◆ **Stored records**:

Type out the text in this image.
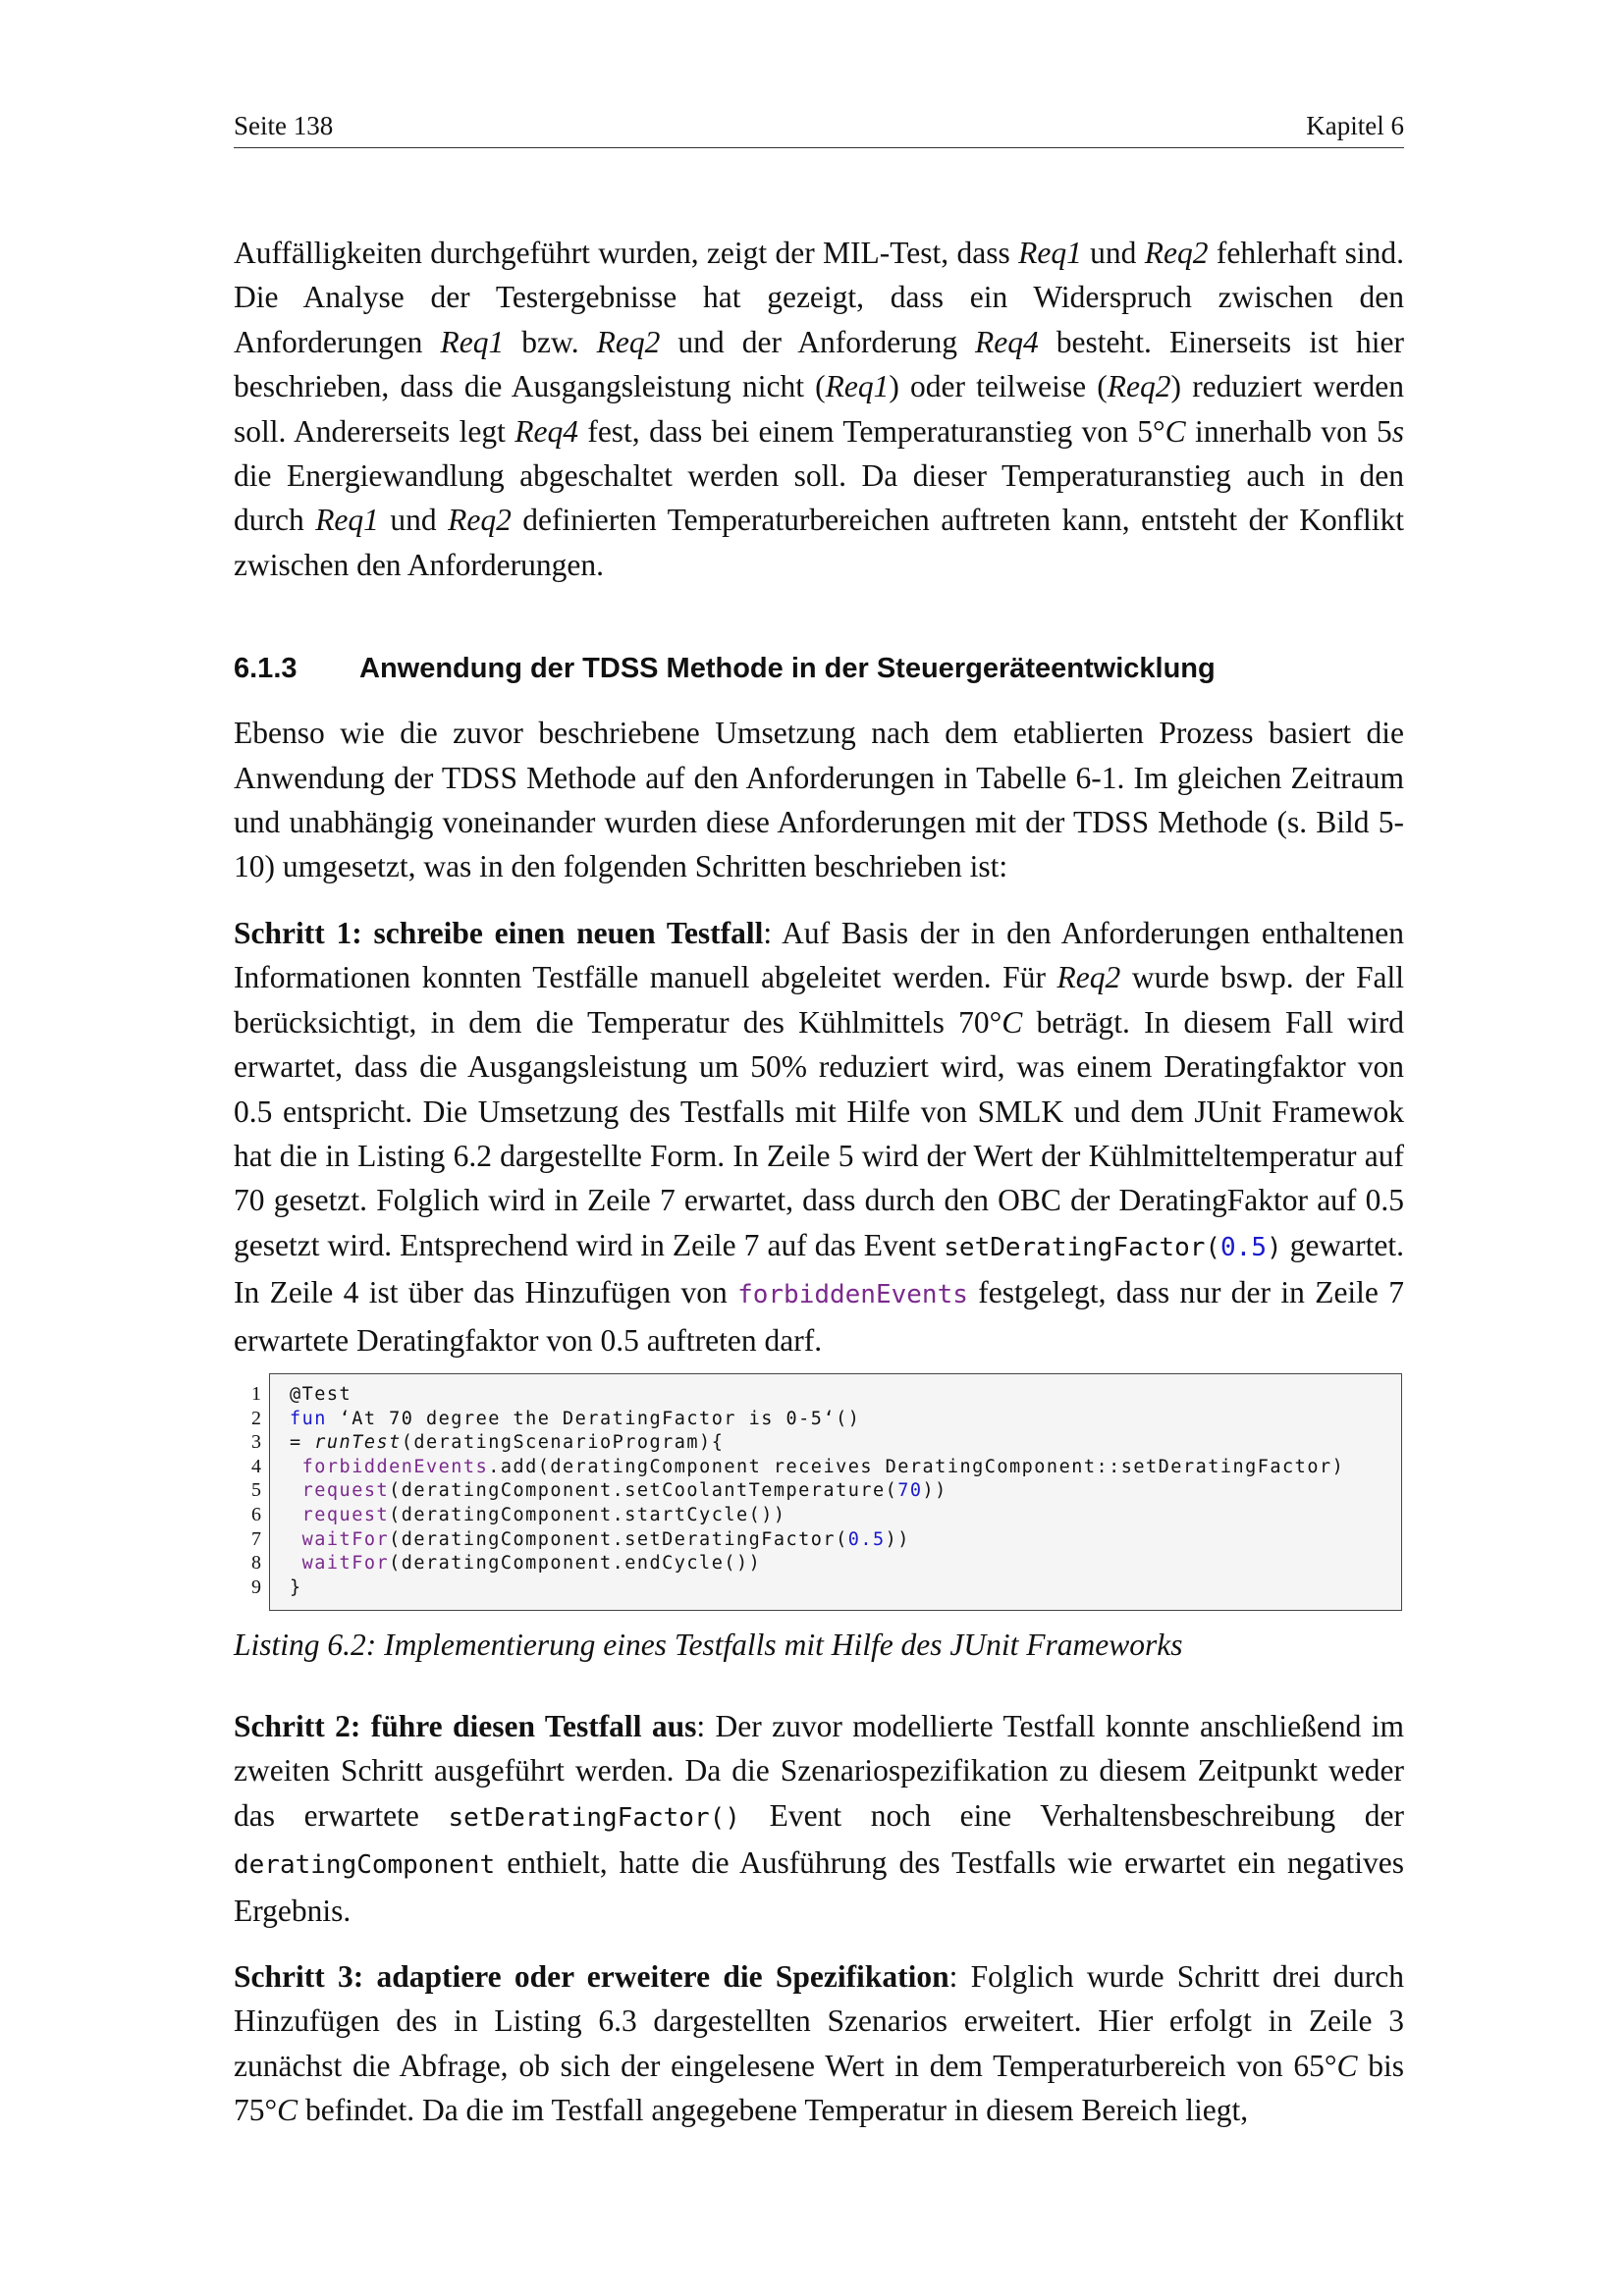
Seite 138	Kapitel 6

Auffälligkeiten durchgeführt wurden, zeigt der MIL-Test, dass Req1 und Req2 fehlerhaft sind. Die Analyse der Testergebnisse hat gezeigt, dass ein Widerspruch zwischen den Anforderungen Req1 bzw. Req2 und der Anforderung Req4 besteht. Einerseits ist hier beschrieben, dass die Ausgangsleistung nicht (Req1) oder teilweise (Req2) reduziert werden soll. Andererseits legt Req4 fest, dass bei einem Temperaturanstieg von 5°C innerhalb von 5s die Energiewandlung abgeschaltet werden soll. Da dieser Temperaturanstieg auch in den durch Req1 und Req2 definierten Temperaturbereichen auftreten kann, entsteht der Konflikt zwischen den Anforderungen.

6.1.3	Anwendung der TDSS Methode in der Steuergeräteentwicklung

Ebenso wie die zuvor beschriebene Umsetzung nach dem etablierten Prozess basiert die Anwendung der TDSS Methode auf den Anforderungen in Tabelle 6-1. Im gleichen Zeitraum und unabhängig voneinander wurden diese Anforderungen mit der TDSS Methode (s. Bild 5-10) umgesetzt, was in den folgenden Schritten beschrieben ist:

Schritt 1: schreibe einen neuen Testfall: Auf Basis der in den Anforderungen enthaltenen Informationen konnten Testfälle manuell abgeleitet werden. Für Req2 wurde bswp. der Fall berücksichtigt, in dem die Temperatur des Kühlmittels 70°C beträgt. In diesem Fall wird erwartet, dass die Ausgangsleistung um 50% reduziert wird, was einem Deratingfaktor von 0.5 entspricht. Die Umsetzung des Testfalls mit Hilfe von SMLK und dem JUnit Framewok hat die in Listing 6.2 dargestellte Form. In Zeile 5 wird der Wert der Kühlmitteltemperatur auf 70 gesetzt. Folglich wird in Zeile 7 erwartet, dass durch den OBC der DeratingFaktor auf 0.5 gesetzt wird. Entsprechend wird in Zeile 7 auf das Event setDeratingFactor(0.5) gewartet. In Zeile 4 ist über das Hinzufügen von forbiddenEvents festgelegt, dass nur der in Zeile 7 erwartete Deratingfaktor von 0.5 auftreten darf.

1
2
3
4
5
6
7
8
9
@Test
fun ‘At 70 degree the DeratingFactor is 0-5‘()
= runTest(deratingScenarioProgram){
forbiddenEvents.add(deratingComponent receives DeratingComponent::setDeratingFactor)
request(deratingComponent.setCoolantTemperature(70))
request(deratingComponent.startCycle())
waitFor(deratingComponent.setDeratingFactor(0.5))
waitFor(deratingComponent.endCycle())
}

Listing 6.2: Implementierung eines Testfalls mit Hilfe des JUnit Frameworks

Schritt 2: führe diesen Testfall aus: Der zuvor modellierte Testfall konnte anschließend im zweiten Schritt ausgeführt werden. Da die Szenariospezifikation zu diesem Zeitpunkt weder das erwartete setDeratingFactor() Event noch eine Verhaltensbeschreibung der deratingComponent enthielt, hatte die Ausführung des Testfalls wie erwartet ein negatives Ergebnis.

Schritt 3: adaptiere oder erweitere die Spezifikation: Folglich wurde Schritt drei durch Hinzufügen des in Listing 6.3 dargestellten Szenarios erweitert. Hier erfolgt in Zeile 3 zunächst die Abfrage, ob sich der eingelesene Wert in dem Temperaturbereich von 65°C bis 75°C befindet. Da die im Testfall angegebene Temperatur in diesem Bereich liegt,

◆ **OBJECTIVE**:
Say how many lines in the listing above include "waitFor". Give nothing but the number.

◆ **THE OUTPUT**:
2